─── TRECHO FORNECIDO ───

A nutricionista deita para ser examinada.
— Diz que tem 10, por favor — suplica ela, referindo-se à medida da dilatação total do colo do útero.
Confirmado.
— Na próxima contração, se você quiser, pode começar a empurrar. É uma força de fazer cocô, lá embaixo — orienta uma das profissionais.
A paciente se acomoda na postura final, com quatro apoios.
— Pode ser assim? — pergunta Sara, resfolegando após mais um grito.
— Pode ser do jeito que você quiser — responde alguém, mensagem que é reforçada repetidas vezes.
Toca Um Anjo do Céu, da banda Maskavo: “Um anjo do céu / Que trouxe pra mim / É a mais bonita / A joia perfeita / Que é pra eu cuidar / Que é pra eu amar / Gota cristalina / Tem toda inocência”. Informam a parturiente sobre a proximidade do “círculo de fogo”, sensações que tomam a região da vagina e do ânus:
— Vai doer muito, vai dar vontade de parar de fazer força para parar de doer, vai arder, mas tem que continuar.

───

TAREFA ATRIBUÍDA 1 →
No trecho sobre o parto, qual música toca durante a cena?
TAREFA ATRIBUÍDA 2 →
Retome o trecho sobre o parto a partir da última frase apresentada.
Os dados não têm nenhum papel nisto.

─── DADOS EXTRAÍDOS ───

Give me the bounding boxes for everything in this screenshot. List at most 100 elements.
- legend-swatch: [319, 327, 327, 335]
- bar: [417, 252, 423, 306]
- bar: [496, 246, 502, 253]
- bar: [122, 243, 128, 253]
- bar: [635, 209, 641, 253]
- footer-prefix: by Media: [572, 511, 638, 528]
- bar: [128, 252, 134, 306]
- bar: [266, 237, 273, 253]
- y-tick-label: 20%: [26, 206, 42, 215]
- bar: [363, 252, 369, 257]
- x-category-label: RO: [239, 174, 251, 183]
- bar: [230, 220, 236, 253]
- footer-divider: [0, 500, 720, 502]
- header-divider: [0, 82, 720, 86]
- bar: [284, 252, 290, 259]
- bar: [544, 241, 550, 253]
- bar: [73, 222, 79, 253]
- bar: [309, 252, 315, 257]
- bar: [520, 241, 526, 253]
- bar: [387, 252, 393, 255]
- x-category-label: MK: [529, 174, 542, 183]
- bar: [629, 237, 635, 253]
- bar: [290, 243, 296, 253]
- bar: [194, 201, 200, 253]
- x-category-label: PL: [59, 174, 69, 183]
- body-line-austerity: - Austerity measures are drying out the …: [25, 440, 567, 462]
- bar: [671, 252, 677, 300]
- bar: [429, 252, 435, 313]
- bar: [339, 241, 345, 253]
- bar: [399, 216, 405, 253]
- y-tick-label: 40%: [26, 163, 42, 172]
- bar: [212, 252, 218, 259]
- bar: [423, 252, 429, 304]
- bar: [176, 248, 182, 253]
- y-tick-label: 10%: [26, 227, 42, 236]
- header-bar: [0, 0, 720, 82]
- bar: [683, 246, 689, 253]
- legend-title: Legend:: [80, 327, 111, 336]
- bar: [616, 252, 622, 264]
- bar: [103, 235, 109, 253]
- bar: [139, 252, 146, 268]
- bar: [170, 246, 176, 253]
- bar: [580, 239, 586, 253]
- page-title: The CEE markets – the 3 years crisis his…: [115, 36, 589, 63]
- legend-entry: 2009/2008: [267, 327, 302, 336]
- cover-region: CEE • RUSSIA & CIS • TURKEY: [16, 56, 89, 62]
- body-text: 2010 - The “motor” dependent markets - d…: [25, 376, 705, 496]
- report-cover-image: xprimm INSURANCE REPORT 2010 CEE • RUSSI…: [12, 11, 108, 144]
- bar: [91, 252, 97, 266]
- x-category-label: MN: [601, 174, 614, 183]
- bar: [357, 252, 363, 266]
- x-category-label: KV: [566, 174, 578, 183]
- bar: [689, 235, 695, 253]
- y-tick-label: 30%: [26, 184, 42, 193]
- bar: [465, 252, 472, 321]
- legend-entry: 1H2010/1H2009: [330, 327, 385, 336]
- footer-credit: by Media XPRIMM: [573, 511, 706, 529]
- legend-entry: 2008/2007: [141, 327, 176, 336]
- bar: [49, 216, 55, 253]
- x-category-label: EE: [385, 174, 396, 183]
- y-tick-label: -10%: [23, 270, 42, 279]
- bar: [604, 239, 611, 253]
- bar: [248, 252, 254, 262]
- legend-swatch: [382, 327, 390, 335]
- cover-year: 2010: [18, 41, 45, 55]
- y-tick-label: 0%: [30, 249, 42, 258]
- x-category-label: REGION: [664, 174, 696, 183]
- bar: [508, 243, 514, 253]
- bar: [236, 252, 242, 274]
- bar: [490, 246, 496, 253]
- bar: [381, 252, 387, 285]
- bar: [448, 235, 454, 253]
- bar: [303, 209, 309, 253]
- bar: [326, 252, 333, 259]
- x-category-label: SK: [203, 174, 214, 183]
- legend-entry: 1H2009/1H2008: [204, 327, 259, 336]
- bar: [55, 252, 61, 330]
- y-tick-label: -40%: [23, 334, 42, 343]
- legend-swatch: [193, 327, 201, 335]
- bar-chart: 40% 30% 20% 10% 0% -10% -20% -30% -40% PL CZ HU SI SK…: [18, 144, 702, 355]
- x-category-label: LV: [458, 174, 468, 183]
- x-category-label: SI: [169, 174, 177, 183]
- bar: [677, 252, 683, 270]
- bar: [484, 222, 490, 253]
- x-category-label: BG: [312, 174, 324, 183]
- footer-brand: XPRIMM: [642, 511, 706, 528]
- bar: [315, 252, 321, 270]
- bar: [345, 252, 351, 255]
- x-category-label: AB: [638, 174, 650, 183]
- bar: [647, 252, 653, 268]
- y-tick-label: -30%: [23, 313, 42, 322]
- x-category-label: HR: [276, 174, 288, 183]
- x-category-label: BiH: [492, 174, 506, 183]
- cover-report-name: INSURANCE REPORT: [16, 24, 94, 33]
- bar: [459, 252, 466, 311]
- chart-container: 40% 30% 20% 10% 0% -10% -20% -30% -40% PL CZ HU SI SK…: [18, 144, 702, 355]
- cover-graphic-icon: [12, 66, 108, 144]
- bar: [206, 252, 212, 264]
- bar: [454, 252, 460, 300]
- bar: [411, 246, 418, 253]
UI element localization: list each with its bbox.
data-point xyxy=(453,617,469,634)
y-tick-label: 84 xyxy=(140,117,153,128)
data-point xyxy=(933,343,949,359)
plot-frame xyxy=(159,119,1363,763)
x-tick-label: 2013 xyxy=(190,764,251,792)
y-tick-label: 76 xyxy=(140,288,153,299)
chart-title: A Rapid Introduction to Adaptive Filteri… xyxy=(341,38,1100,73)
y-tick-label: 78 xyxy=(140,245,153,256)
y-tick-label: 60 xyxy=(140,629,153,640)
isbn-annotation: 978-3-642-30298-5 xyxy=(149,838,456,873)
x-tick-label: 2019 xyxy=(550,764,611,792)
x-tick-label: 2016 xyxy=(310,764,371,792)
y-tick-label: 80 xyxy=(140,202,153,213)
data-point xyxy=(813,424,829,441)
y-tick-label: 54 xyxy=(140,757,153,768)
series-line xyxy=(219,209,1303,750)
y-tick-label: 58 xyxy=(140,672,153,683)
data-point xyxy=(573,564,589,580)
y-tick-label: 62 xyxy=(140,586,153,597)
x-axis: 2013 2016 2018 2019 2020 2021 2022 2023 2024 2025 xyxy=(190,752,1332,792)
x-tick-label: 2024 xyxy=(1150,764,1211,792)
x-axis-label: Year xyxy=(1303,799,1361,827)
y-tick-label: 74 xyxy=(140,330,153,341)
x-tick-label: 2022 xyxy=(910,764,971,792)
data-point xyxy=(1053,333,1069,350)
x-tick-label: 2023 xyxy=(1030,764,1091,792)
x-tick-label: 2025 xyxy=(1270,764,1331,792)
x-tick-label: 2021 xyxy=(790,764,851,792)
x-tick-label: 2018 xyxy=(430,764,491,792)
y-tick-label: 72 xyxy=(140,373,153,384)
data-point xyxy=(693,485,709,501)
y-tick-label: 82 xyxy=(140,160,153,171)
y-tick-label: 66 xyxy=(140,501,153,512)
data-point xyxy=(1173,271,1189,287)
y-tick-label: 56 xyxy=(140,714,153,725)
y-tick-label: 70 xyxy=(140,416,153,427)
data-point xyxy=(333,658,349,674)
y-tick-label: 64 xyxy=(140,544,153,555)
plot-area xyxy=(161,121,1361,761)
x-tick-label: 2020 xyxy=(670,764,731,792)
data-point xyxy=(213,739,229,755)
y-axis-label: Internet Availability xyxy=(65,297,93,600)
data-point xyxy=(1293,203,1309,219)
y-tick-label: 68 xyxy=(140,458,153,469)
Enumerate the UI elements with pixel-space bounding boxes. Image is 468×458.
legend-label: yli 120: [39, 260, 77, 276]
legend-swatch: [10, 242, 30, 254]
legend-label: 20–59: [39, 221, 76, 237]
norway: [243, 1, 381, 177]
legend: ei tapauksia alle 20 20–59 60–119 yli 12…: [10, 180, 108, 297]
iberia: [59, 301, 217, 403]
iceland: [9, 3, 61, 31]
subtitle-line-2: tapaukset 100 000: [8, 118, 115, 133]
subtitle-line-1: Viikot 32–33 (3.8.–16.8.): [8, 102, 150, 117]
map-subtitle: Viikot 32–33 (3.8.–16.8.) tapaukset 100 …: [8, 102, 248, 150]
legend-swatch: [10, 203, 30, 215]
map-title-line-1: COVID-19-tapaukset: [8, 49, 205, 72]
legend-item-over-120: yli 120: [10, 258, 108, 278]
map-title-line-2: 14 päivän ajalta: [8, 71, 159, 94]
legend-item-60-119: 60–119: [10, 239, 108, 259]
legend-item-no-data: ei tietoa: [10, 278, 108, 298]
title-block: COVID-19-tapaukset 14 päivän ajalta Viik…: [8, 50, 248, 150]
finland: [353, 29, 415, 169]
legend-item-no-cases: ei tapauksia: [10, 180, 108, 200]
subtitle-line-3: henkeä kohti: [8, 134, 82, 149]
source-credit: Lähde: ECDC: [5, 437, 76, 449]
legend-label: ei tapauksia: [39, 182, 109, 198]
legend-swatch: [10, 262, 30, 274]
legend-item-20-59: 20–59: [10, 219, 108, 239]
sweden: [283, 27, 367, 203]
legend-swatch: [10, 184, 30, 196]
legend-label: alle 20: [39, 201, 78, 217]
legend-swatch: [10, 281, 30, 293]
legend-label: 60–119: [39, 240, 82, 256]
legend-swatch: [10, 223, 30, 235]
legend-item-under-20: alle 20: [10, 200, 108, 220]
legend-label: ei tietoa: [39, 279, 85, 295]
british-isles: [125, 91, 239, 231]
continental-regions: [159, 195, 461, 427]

───

RESPOSTA 1 →
Toca Um Anjo do Céu, da banda Maskavo.

RESPOSTA 2 →
Um urro potente, que parece infindável, precede o momento em que a cabeça de Isabella desponta. São 9h49min. Em um instante, mãe e filha se olham pela primeira vez.
— Você é muito linda, meu amor. Você é uma querida, Isabella! Você é o meu presente. Eu não acredito, parece um sonho — emociona-se Sara. — Dá para beijar? — questiona ela, liberada para “fazer o que quiser” com o nenê.
— É a minha cara — intervém Thomas, engenheiro eletricista que logo pega o telefone para contatar a família.
Contato pele a pele por uma hora
Sara se deita e acomoda Isabella nos braços, junto ao peito. Terá uma hora de contato pele a pele antes dos exames na recém-nascida — é a golden hour, hora dourada, os primeiros 60 minutos de vida do bebê. A mãe está visivelmente relaxada e comemora a ação da ocitocina, conhecida como o hormônio do amor, e quer saber se sentirá dor outra vez. A equipe se concentra nos procedimentos finais, retirando a placenta e realizando uma pequena sutura. Os lençóis ensopados de sangue e outros fluidos são recolhidos.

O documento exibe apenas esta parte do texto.